Sort through the entries below and pull out lines containing the word "Other".
***** MATERIAL FOR THIS EXERCISE *****
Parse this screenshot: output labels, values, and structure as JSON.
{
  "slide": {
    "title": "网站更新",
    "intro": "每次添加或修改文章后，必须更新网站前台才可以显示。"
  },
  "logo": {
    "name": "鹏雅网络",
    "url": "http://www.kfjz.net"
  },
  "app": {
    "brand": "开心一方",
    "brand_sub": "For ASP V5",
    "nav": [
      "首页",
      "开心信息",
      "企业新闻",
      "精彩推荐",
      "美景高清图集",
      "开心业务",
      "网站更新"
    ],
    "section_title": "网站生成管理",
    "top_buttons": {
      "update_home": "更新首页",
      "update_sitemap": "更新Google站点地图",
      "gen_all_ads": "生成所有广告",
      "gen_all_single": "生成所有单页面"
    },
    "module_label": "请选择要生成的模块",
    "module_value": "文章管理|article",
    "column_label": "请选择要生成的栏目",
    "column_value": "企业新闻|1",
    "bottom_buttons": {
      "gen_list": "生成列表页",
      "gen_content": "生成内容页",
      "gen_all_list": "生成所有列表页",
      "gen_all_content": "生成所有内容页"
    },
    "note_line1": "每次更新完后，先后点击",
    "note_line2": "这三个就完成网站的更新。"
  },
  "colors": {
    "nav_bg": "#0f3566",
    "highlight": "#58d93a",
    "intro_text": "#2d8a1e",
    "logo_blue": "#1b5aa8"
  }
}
*****
***** MATERIAL FOR THIS EXERCISE *****
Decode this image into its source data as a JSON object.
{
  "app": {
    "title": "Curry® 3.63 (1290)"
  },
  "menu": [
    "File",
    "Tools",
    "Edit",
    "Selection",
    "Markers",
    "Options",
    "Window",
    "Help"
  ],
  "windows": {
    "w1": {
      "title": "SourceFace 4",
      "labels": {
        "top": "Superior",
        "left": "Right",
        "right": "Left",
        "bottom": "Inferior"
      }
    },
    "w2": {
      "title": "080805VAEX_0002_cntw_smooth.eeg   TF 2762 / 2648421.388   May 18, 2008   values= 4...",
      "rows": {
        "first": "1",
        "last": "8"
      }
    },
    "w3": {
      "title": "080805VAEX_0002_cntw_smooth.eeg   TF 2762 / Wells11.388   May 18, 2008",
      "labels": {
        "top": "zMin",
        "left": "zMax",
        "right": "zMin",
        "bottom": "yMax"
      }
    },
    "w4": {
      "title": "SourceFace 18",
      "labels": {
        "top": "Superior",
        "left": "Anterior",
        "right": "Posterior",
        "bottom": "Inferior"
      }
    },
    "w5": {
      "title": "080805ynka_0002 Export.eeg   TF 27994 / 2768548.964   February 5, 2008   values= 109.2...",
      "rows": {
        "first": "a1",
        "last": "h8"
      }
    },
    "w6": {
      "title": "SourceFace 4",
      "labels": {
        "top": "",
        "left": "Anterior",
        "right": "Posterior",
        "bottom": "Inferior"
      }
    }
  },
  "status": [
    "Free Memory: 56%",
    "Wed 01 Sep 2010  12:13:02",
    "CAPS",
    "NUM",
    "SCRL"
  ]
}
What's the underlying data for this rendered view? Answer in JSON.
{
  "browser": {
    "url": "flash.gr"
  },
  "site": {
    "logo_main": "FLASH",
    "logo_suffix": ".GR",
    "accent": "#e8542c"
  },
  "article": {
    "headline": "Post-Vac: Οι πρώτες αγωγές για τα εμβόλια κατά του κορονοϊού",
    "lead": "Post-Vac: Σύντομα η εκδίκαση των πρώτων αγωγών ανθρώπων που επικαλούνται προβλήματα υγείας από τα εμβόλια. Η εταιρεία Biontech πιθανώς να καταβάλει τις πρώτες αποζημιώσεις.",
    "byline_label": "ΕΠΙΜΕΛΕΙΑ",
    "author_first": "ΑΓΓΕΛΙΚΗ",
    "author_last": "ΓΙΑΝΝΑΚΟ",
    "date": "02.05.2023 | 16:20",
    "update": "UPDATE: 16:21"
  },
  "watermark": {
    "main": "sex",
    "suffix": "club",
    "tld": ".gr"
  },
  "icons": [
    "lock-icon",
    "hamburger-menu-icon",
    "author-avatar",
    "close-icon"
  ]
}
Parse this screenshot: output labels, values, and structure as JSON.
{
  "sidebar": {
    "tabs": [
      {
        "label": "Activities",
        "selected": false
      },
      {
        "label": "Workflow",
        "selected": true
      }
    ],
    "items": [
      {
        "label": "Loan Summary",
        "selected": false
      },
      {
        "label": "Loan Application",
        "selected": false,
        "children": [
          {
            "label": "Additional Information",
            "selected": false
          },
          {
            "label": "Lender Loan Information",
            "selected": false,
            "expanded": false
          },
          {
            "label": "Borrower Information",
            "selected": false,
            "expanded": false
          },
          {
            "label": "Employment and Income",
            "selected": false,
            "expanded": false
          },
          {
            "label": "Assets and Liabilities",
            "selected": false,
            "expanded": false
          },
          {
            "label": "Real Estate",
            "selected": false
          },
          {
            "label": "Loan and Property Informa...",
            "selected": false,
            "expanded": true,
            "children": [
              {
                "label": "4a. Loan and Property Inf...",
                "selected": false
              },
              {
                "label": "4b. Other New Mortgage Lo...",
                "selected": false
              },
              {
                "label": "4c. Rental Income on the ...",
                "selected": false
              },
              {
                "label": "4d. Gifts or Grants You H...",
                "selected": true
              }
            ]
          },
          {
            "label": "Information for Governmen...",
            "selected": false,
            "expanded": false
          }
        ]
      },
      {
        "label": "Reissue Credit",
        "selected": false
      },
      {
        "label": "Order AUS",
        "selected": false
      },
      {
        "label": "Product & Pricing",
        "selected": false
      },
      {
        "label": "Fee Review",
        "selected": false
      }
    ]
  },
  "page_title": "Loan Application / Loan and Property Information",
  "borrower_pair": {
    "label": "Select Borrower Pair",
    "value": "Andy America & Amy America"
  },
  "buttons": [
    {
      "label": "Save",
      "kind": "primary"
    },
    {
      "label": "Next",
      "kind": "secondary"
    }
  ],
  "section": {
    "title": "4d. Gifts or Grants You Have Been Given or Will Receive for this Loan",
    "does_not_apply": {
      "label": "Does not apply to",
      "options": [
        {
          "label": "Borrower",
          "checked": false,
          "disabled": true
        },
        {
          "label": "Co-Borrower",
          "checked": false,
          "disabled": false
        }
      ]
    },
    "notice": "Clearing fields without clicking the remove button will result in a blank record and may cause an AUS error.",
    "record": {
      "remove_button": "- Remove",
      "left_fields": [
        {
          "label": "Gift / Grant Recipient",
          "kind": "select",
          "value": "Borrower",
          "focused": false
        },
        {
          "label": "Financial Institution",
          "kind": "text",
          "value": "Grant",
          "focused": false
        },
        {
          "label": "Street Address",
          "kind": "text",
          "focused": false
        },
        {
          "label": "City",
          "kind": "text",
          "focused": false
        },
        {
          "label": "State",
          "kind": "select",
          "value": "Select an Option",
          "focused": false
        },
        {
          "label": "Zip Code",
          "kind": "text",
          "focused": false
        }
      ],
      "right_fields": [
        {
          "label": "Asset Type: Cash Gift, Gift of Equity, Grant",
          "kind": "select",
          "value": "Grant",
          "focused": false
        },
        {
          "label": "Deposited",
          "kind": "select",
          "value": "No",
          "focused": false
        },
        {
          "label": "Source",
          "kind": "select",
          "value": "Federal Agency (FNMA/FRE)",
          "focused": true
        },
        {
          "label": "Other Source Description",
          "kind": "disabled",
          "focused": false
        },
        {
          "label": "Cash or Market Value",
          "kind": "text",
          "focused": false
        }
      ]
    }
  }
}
*****
» RESPONSE:
                "label": "4b. Other New Mortgage Lo...",
          "label": "Other Source Description",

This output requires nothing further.